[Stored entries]

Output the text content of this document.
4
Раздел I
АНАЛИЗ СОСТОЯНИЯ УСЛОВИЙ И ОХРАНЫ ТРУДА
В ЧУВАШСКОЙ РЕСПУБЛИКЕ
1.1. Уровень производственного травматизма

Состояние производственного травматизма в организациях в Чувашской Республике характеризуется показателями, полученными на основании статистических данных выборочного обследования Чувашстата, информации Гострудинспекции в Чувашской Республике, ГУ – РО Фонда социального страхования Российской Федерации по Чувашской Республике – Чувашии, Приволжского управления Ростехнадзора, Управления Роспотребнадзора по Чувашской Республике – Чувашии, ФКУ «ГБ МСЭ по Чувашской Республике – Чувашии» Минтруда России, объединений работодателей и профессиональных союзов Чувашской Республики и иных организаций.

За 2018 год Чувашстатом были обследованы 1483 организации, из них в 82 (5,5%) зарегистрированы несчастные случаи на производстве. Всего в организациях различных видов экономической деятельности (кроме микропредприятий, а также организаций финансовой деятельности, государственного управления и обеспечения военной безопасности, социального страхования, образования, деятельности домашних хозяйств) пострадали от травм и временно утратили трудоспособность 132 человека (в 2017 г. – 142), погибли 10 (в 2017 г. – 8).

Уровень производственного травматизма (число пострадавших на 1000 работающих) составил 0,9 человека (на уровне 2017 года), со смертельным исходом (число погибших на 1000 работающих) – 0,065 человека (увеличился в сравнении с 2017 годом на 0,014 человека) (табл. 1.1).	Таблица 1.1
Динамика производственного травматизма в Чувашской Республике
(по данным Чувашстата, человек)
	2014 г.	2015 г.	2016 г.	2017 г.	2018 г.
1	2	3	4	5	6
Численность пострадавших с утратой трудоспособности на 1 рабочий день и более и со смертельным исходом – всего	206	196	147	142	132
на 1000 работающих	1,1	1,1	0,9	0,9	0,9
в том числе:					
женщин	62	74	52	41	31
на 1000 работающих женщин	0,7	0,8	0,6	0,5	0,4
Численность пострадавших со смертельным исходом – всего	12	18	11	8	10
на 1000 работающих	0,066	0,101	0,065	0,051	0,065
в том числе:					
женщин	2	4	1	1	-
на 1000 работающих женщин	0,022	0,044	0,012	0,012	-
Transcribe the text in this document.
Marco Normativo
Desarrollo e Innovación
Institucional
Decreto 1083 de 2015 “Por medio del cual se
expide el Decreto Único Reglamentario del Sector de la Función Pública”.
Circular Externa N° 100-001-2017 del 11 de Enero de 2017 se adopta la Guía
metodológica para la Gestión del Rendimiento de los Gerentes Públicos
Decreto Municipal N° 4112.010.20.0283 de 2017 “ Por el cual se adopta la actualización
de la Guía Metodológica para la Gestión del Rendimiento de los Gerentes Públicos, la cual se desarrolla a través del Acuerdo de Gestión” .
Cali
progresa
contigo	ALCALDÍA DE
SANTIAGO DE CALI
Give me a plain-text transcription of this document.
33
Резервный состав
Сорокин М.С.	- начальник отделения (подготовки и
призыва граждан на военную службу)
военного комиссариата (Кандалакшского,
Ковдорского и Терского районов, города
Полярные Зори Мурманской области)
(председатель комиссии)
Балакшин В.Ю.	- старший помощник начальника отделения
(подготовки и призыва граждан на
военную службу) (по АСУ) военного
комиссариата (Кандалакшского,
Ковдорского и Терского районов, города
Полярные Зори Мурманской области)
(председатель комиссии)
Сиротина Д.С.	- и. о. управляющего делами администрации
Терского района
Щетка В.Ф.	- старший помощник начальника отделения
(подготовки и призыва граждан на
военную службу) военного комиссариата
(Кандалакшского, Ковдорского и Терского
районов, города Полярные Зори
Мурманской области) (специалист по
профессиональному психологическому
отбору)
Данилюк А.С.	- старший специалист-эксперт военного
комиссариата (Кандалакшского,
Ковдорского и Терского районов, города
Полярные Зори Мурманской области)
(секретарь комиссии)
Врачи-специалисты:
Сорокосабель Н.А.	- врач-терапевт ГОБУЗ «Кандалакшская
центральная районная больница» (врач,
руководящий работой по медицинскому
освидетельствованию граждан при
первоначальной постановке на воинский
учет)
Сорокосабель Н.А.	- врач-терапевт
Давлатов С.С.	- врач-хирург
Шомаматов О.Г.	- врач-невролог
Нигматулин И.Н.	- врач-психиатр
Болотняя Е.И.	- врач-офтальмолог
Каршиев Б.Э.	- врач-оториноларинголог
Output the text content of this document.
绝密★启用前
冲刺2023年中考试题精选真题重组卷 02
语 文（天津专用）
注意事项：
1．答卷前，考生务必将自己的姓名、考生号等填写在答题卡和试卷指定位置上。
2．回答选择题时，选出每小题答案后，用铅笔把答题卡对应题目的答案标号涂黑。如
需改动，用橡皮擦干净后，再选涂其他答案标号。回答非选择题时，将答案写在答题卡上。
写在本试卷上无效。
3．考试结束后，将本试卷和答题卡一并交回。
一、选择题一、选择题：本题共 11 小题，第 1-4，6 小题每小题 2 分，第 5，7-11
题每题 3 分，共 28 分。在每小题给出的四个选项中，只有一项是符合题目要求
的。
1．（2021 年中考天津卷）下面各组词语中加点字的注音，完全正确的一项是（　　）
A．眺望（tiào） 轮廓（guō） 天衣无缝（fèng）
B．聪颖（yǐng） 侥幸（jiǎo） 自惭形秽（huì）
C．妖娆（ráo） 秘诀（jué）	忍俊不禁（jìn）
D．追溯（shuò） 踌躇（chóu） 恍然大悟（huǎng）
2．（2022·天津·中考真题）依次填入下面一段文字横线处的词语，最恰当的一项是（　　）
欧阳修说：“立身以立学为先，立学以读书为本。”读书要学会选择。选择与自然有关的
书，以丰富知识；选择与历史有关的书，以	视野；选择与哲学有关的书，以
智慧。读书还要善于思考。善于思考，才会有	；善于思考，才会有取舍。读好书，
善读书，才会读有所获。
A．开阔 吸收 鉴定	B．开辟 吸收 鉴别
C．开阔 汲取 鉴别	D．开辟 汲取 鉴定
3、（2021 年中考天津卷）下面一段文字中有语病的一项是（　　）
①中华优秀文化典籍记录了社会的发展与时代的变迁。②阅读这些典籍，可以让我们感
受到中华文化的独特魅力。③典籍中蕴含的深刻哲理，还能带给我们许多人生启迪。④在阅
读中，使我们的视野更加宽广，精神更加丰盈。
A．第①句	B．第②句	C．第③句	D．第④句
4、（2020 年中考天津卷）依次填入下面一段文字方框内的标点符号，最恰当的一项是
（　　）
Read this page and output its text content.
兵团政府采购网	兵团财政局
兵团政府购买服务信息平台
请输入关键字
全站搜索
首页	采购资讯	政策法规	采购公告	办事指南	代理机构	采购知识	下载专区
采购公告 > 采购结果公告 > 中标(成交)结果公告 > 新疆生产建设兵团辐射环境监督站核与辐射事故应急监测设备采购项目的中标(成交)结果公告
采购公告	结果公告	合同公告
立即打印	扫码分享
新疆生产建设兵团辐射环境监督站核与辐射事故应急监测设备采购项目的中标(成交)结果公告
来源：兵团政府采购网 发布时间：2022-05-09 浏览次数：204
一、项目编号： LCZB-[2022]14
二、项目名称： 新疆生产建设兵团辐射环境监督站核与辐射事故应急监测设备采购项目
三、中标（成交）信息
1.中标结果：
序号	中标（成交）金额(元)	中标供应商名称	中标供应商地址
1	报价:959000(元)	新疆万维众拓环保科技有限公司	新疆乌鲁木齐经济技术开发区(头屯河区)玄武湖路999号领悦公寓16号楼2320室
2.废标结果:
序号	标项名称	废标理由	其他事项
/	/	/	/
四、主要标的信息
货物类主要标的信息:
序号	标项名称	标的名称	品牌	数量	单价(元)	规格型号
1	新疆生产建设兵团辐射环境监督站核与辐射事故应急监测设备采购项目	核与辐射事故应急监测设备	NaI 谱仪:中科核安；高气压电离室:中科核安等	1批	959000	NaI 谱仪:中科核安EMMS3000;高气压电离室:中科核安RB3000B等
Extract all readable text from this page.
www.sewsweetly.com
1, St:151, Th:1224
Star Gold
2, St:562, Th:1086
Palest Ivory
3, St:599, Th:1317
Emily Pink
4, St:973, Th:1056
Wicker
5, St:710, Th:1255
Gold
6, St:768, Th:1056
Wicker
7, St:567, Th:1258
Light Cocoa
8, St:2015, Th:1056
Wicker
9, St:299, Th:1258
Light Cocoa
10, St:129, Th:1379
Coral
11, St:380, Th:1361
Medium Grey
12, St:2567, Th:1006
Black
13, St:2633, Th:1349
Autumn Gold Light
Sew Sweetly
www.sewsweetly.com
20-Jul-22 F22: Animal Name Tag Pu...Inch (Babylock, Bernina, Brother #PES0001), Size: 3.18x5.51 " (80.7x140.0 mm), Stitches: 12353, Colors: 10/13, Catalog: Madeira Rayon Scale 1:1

◆ Exercise directions ◆
Copy each line of the records that contains the word "Кандалакшского".

◆ Written answer ◆
военного комиссариата (Кандалакшского,
комиссариата (Кандалакшского,
(Кандалакшского, Ковдорского и Терского
комиссариата (Кандалакшского,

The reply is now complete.